• _STATED PROBLEM_:
Each line of the material must be returned exactly.

Data items:

>> begin

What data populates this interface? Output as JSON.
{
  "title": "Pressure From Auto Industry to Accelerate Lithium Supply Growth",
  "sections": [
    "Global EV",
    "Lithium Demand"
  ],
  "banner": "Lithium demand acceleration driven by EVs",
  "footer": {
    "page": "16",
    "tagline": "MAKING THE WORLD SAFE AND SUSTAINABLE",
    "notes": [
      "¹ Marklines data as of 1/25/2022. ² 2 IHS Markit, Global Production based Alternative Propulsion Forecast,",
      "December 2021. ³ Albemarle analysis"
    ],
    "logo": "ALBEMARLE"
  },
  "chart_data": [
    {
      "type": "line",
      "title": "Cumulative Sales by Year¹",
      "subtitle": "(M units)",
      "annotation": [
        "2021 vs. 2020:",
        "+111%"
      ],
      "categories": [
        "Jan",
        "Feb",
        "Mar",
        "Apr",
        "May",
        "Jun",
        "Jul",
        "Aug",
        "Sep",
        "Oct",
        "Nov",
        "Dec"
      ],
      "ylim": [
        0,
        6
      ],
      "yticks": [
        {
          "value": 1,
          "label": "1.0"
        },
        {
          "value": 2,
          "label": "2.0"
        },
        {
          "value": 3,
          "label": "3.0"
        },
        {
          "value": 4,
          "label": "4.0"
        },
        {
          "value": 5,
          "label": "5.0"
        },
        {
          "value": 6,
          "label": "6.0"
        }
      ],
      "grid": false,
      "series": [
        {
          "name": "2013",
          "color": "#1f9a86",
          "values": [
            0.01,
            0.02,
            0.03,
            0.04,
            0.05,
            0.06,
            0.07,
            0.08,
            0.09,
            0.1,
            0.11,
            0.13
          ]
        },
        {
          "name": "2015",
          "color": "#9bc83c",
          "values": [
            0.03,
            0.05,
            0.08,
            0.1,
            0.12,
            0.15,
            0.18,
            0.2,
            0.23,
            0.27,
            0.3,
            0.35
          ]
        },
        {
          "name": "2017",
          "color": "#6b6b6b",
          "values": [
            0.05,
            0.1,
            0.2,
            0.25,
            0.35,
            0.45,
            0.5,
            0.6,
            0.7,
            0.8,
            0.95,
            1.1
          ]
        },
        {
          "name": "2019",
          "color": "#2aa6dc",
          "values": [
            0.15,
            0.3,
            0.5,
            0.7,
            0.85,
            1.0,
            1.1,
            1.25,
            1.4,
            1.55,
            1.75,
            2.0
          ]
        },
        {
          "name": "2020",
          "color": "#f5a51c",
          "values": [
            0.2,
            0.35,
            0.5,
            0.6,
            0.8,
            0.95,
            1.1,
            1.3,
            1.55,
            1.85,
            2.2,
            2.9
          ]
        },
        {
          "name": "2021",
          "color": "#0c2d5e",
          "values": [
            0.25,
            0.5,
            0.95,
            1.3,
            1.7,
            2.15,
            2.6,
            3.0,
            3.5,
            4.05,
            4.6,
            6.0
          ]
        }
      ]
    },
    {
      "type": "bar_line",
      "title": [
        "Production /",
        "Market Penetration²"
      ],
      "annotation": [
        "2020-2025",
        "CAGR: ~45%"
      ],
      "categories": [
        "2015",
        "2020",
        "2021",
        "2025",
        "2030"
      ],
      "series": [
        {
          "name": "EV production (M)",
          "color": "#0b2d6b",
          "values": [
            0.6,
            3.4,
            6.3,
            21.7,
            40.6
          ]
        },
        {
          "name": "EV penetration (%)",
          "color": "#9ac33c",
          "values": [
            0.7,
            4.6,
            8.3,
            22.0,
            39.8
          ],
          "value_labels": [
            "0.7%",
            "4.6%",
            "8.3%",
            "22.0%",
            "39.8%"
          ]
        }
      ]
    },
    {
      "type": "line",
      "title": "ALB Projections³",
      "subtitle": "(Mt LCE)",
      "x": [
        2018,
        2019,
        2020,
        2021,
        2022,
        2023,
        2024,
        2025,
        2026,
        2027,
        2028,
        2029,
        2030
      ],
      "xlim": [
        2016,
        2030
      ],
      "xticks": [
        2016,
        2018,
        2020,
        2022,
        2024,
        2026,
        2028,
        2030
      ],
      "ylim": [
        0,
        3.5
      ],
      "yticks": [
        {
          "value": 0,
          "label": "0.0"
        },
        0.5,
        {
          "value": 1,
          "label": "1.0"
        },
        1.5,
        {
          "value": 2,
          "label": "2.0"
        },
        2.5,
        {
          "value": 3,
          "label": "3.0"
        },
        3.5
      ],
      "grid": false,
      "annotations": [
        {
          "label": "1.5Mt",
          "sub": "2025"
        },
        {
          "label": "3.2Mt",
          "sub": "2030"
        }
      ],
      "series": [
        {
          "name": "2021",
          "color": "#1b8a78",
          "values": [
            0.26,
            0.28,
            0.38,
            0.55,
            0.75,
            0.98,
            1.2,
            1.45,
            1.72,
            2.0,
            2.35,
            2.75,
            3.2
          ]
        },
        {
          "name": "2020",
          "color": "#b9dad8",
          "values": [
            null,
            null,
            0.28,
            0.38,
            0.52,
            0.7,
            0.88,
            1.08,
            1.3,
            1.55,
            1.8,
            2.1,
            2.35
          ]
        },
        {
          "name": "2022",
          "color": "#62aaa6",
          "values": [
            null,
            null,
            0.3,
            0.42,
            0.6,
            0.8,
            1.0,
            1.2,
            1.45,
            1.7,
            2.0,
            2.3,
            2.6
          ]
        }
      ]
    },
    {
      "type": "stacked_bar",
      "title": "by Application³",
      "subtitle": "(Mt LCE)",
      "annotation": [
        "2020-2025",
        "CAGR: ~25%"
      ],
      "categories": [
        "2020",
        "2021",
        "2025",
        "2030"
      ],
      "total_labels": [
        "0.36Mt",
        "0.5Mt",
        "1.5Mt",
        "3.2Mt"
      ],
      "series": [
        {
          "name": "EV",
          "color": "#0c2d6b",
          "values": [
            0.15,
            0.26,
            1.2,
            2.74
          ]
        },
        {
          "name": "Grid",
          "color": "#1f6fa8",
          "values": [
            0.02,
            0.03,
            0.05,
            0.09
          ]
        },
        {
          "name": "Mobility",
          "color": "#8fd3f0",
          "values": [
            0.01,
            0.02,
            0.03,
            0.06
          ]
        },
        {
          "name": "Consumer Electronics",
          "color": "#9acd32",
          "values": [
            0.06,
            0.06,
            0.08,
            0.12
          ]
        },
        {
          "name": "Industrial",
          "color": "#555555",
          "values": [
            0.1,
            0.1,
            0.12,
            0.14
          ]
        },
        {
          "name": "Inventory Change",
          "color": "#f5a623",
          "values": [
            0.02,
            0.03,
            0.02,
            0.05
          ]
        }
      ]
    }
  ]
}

>> end

• _THE RESULT_:
What data populates this interface? Output as JSON.
{
  "title": "Pressure From Auto Industry to Accelerate Lithium Supply Growth",
  "sections": [
    "Global EV",
    "Lithium Demand"
  ],
  "banner": "Lithium demand acceleration driven by EVs",
  "footer": {
    "page": "16",
    "tagline": "MAKING THE WORLD SAFE AND SUSTAINABLE",
    "notes": [
      "¹ Marklines data as of 1/25/2022. ² 2 IHS Markit, Global Production based Alternative Propulsion Forecast,",
      "December 2021. ³ Albemarle analysis"
    ],
    "logo": "ALBEMARLE"
  },
  "chart_data": [
    {
      "type": "line",
      "title": "Cumulative Sales by Year¹",
      "subtitle": "(M units)",
      "annotation": [
        "2021 vs. 2020:",
        "+111%"
      ],
      "categories": [
        "Jan",
        "Feb",
        "Mar",
        "Apr",
        "May",
        "Jun",
        "Jul",
        "Aug",
        "Sep",
        "Oct",
        "Nov",
        "Dec"
      ],
      "ylim": [
        0,
        6
      ],
      "yticks": [
        {
          "value": 1,
          "label": "1.0"
        },
        {
          "value": 2,
          "label": "2.0"
        },
        {
          "value": 3,
          "label": "3.0"
        },
        {
          "value": 4,
          "label": "4.0"
        },
        {
          "value": 5,
          "label": "5.0"
        },
        {
          "value": 6,
          "label": "6.0"
        }
      ],
      "grid": false,
      "series": [
        {
          "name": "2013",
          "color": "#1f9a86",
          "values": [
            0.01,
            0.02,
            0.03,
            0.04,
            0.05,
            0.06,
            0.07,
            0.08,
            0.09,
            0.1,
            0.11,
            0.13
          ]
        },
        {
          "name": "2015",
          "color": "#9bc83c",
          "values": [
            0.03,
            0.05,
            0.08,
            0.1,
            0.12,
            0.15,
            0.18,
            0.2,
            0.23,
            0.27,
            0.3,
            0.35
          ]
        },
        {
          "name": "2017",
          "color": "#6b6b6b",
          "values": [
            0.05,
            0.1,
            0.2,
            0.25,
            0.35,
            0.45,
            0.5,
            0.6,
            0.7,
            0.8,
            0.95,
            1.1
          ]
        },
        {
          "name": "2019",
          "color": "#2aa6dc",
          "values": [
            0.15,
            0.3,
            0.5,
            0.7,
            0.85,
            1.0,
            1.1,
            1.25,
            1.4,
            1.55,
            1.75,
            2.0
          ]
        },
        {
          "name": "2020",
          "color": "#f5a51c",
          "values": [
            0.2,
            0.35,
            0.5,
            0.6,
            0.8,
            0.95,
            1.1,
            1.3,
            1.55,
            1.85,
            2.2,
            2.9
          ]
        },
        {
          "name": "2021",
          "color": "#0c2d5e",
          "values": [
            0.25,
            0.5,
            0.95,
            1.3,
            1.7,
            2.15,
            2.6,
            3.0,
            3.5,
            4.05,
            4.6,
            6.0
          ]
        }
      ]
    },
    {
      "type": "bar_line",
      "title": [
        "Production /",
        "Market Penetration²"
      ],
      "annotation": [
        "2020-2025",
        "CAGR: ~45%"
      ],
      "categories": [
        "2015",
        "2020",
        "2021",
        "2025",
        "2030"
      ],
      "series": [
        {
          "name": "EV production (M)",
          "color": "#0b2d6b",
          "values": [
            0.6,
            3.4,
            6.3,
            21.7,
            40.6
          ]
        },
        {
          "name": "EV penetration (%)",
          "color": "#9ac33c",
          "values": [
            0.7,
            4.6,
            8.3,
            22.0,
            39.8
          ],
          "value_labels": [
            "0.7%",
            "4.6%",
            "8.3%",
            "22.0%",
            "39.8%"
          ]
        }
      ]
    },
    {
      "type": "line",
      "title": "ALB Projections³",
      "subtitle": "(Mt LCE)",
      "x": [
        2018,
        2019,
        2020,
        2021,
        2022,
        2023,
        2024,
        2025,
        2026,
        2027,
        2028,
        2029,
        2030
      ],
      "xlim": [
        2016,
        2030
      ],
      "xticks": [
        2016,
        2018,
        2020,
        2022,
        2024,
        2026,
        2028,
        2030
      ],
      "ylim": [
        0,
        3.5
      ],
      "yticks": [
        {
          "value": 0,
          "label": "0.0"
        },
        0.5,
        {
          "value": 1,
          "label": "1.0"
        },
        1.5,
        {
          "value": 2,
          "label": "2.0"
        },
        2.5,
        {
          "value": 3,
          "label": "3.0"
        },
        3.5
      ],
      "grid": false,
      "annotations": [
        {
          "label": "1.5Mt",
          "sub": "2025"
        },
        {
          "label": "3.2Mt",
          "sub": "2030"
        }
      ],
      "series": [
        {
          "name": "2021",
          "color": "#1b8a78",
          "values": [
            0.26,
            0.28,
            0.38,
            0.55,
            0.75,
            0.98,
            1.2,
            1.45,
            1.72,
            2.0,
            2.35,
            2.75,
            3.2
          ]
        },
        {
          "name": "2020",
          "color": "#b9dad8",
          "values": [
            null,
            null,
            0.28,
            0.38,
            0.52,
            0.7,
            0.88,
            1.08,
            1.3,
            1.55,
            1.8,
            2.1,
            2.35
          ]
        },
        {
          "name": "2022",
          "color": "#62aaa6",
          "values": [
            null,
            null,
            0.3,
            0.42,
            0.6,
            0.8,
            1.0,
            1.2,
            1.45,
            1.7,
            2.0,
            2.3,
            2.6
          ]
        }
      ]
    },
    {
      "type": "stacked_bar",
      "title": "by Application³",
      "subtitle": "(Mt LCE)",
      "annotation": [
        "2020-2025",
        "CAGR: ~25%"
      ],
      "categories": [
        "2020",
        "2021",
        "2025",
        "2030"
      ],
      "total_labels": [
        "0.36Mt",
        "0.5Mt",
        "1.5Mt",
        "3.2Mt"
      ],
      "series": [
        {
          "name": "EV",
          "color": "#0c2d6b",
          "values": [
            0.15,
            0.26,
            1.2,
            2.74
          ]
        },
        {
          "name": "Grid",
          "color": "#1f6fa8",
          "values": [
            0.02,
            0.03,
            0.05,
            0.09
          ]
        },
        {
          "name": "Mobility",
          "color": "#8fd3f0",
          "values": [
            0.01,
            0.02,
            0.03,
            0.06
          ]
        },
        {
          "name": "Consumer Electronics",
          "color": "#9acd32",
          "values": [
            0.06,
            0.06,
            0.08,
            0.12
          ]
        },
        {
          "name": "Industrial",
          "color": "#555555",
          "values": [
            0.1,
            0.1,
            0.12,
            0.14
          ]
        },
        {
          "name": "Inventory Change",
          "color": "#f5a623",
          "values": [
            0.02,
            0.03,
            0.02,
            0.05
          ]
        }
      ]
    }
  ]
}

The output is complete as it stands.